**The task**: Present each line of the entries below that holds the word "camera".
Begin Dataset records
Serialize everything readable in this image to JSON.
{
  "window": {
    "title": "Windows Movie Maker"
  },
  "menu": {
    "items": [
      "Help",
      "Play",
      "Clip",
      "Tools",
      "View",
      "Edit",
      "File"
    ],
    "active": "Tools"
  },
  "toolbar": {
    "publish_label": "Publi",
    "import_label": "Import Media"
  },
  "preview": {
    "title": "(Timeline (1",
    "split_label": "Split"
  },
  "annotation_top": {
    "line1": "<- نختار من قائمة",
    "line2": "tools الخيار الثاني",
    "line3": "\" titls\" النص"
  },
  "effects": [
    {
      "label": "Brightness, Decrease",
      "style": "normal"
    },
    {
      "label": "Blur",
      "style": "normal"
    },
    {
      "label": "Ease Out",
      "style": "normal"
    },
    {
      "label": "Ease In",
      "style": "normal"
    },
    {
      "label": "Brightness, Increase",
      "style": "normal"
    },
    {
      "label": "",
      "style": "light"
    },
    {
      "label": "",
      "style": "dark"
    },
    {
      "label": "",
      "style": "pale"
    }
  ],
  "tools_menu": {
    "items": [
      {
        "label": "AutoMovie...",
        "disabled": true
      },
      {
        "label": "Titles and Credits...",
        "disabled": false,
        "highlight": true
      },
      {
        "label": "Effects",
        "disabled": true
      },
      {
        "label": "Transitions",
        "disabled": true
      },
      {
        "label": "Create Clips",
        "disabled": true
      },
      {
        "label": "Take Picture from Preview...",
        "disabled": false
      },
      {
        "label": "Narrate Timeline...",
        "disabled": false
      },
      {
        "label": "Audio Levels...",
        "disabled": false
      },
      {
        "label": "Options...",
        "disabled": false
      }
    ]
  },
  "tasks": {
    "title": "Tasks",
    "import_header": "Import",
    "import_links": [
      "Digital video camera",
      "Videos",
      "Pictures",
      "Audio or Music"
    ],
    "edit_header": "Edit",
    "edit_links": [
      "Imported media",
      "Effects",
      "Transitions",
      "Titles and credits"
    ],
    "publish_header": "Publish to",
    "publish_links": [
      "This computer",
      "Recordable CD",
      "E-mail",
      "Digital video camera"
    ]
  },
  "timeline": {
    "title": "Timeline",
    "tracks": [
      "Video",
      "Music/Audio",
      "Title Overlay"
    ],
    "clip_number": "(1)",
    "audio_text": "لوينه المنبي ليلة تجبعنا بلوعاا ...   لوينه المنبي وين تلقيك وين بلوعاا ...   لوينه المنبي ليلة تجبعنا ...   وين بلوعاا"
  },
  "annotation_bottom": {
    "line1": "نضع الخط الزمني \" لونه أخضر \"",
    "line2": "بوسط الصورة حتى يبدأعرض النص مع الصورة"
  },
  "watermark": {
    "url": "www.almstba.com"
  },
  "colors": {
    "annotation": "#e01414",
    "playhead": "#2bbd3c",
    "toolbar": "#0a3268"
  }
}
End Dataset records
Begin Dataset records
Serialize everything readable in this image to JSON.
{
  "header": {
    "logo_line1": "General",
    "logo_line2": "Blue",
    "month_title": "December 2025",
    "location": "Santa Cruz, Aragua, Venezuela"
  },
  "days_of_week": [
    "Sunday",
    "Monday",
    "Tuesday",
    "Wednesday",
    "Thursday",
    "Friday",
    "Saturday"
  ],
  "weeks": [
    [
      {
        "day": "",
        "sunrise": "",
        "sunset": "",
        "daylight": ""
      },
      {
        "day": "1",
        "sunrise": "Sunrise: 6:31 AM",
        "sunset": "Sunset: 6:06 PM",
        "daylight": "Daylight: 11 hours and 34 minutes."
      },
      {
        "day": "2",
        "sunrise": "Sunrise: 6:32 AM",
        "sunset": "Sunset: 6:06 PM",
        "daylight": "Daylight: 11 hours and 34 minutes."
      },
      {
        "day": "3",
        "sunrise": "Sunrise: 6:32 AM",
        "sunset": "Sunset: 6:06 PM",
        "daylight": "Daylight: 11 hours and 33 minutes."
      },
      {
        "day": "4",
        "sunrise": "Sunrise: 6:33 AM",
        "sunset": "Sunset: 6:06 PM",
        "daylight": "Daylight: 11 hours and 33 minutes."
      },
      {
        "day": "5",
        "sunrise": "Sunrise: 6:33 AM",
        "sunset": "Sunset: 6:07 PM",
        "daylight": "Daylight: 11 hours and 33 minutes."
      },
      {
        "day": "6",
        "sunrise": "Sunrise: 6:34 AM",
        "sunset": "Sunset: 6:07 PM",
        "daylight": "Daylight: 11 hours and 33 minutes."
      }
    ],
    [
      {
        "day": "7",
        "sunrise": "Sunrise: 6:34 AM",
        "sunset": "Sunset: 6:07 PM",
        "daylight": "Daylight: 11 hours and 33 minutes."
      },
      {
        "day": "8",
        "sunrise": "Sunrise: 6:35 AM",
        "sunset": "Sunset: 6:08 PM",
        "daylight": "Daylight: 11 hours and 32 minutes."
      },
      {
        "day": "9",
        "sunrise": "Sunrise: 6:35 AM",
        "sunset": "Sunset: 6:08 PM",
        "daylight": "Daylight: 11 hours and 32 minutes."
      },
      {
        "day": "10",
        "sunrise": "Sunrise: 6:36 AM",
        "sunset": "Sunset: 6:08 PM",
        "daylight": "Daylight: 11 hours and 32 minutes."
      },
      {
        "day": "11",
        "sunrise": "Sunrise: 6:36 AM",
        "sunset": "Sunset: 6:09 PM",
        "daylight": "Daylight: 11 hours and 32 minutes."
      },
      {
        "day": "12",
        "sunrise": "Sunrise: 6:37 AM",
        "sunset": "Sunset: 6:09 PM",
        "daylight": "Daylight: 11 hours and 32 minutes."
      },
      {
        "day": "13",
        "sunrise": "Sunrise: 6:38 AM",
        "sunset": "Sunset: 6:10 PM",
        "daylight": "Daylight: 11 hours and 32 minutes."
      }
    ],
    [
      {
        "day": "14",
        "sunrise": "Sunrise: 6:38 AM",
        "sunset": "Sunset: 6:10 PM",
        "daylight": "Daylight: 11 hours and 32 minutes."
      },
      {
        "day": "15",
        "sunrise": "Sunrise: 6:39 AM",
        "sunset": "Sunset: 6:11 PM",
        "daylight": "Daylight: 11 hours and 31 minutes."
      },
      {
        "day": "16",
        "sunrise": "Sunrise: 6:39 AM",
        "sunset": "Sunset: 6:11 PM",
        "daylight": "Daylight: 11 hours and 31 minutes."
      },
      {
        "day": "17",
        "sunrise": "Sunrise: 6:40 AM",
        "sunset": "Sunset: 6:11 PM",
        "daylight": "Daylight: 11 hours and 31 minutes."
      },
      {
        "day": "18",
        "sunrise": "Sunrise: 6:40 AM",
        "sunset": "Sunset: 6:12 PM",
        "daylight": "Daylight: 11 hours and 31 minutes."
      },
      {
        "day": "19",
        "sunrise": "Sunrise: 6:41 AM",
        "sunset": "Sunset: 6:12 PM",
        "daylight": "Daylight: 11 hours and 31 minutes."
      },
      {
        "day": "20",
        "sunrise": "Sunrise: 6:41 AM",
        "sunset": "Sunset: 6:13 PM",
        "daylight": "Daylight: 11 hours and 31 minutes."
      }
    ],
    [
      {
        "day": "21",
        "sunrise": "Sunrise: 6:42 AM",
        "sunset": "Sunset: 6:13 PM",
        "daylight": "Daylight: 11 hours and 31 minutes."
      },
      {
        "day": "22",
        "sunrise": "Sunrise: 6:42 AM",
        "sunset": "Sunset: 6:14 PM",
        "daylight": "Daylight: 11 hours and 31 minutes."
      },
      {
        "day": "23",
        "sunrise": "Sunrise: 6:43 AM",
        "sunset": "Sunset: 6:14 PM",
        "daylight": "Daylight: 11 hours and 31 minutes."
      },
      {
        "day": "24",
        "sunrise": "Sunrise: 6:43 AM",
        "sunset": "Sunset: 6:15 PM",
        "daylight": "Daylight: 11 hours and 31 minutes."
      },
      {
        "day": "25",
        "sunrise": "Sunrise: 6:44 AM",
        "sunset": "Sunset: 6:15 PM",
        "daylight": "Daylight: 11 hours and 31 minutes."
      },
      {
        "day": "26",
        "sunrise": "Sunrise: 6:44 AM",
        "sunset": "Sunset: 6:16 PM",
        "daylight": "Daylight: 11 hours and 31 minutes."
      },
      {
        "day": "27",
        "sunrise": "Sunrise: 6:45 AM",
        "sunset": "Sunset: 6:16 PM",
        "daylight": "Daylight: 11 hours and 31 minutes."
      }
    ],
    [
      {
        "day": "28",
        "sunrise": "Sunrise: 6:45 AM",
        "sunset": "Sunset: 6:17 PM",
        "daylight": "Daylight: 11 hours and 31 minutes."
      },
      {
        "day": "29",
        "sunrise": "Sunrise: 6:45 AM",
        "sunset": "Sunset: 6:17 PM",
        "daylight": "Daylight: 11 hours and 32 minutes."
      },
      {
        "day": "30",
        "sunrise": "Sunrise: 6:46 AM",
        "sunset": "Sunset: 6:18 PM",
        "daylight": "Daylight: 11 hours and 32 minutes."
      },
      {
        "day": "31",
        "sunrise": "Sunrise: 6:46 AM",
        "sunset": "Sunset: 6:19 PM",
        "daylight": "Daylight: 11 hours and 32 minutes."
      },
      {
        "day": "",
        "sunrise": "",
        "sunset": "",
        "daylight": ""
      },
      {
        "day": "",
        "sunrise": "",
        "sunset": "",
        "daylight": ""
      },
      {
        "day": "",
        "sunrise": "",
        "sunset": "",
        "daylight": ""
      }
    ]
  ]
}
End Dataset records
Begin Dataset records
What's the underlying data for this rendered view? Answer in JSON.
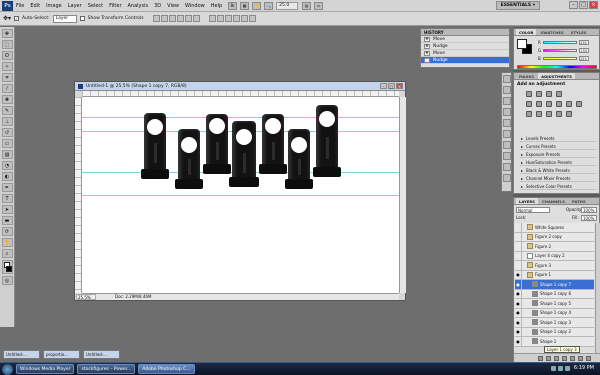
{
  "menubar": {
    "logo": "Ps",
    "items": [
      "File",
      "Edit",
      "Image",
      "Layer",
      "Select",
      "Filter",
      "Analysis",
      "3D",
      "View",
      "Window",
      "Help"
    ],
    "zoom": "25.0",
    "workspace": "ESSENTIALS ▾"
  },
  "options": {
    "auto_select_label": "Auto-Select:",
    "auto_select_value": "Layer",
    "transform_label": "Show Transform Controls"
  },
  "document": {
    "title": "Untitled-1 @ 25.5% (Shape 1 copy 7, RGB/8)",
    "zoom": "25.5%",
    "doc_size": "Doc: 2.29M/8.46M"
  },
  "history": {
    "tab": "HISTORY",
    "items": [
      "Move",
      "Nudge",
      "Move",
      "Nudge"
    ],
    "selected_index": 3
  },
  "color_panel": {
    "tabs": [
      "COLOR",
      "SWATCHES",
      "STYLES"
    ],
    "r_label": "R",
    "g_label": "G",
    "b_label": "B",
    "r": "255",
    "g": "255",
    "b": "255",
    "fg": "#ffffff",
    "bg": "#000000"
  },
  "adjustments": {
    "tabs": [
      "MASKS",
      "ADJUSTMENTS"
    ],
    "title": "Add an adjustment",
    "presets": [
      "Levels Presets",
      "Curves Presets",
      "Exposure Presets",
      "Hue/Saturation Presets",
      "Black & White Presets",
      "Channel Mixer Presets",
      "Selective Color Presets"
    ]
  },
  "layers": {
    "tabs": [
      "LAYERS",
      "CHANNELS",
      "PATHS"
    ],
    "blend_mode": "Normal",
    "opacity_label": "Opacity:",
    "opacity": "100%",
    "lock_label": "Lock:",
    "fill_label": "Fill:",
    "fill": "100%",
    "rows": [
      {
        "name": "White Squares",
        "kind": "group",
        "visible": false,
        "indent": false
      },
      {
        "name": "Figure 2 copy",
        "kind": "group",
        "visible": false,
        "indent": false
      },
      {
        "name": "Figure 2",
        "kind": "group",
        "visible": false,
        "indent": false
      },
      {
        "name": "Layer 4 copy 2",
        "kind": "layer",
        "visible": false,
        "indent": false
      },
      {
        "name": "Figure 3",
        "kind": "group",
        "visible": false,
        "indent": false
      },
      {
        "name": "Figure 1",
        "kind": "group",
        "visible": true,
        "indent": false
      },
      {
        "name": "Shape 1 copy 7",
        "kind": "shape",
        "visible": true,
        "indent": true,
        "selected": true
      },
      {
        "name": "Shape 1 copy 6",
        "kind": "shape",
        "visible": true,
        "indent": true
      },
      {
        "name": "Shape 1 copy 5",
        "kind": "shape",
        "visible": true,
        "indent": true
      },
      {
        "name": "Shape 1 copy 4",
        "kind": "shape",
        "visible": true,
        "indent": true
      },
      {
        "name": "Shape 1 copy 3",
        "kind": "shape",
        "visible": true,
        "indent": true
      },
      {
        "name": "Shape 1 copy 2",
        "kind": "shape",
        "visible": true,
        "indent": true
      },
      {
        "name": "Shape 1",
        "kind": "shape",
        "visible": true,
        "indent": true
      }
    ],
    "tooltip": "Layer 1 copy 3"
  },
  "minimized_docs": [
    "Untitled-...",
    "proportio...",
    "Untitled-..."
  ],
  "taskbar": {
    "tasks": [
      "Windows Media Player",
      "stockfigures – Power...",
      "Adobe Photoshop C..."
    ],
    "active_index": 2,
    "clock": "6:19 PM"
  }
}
End Dataset records
**Task solution**:
      "Digital video camera",
      "Digital video camera"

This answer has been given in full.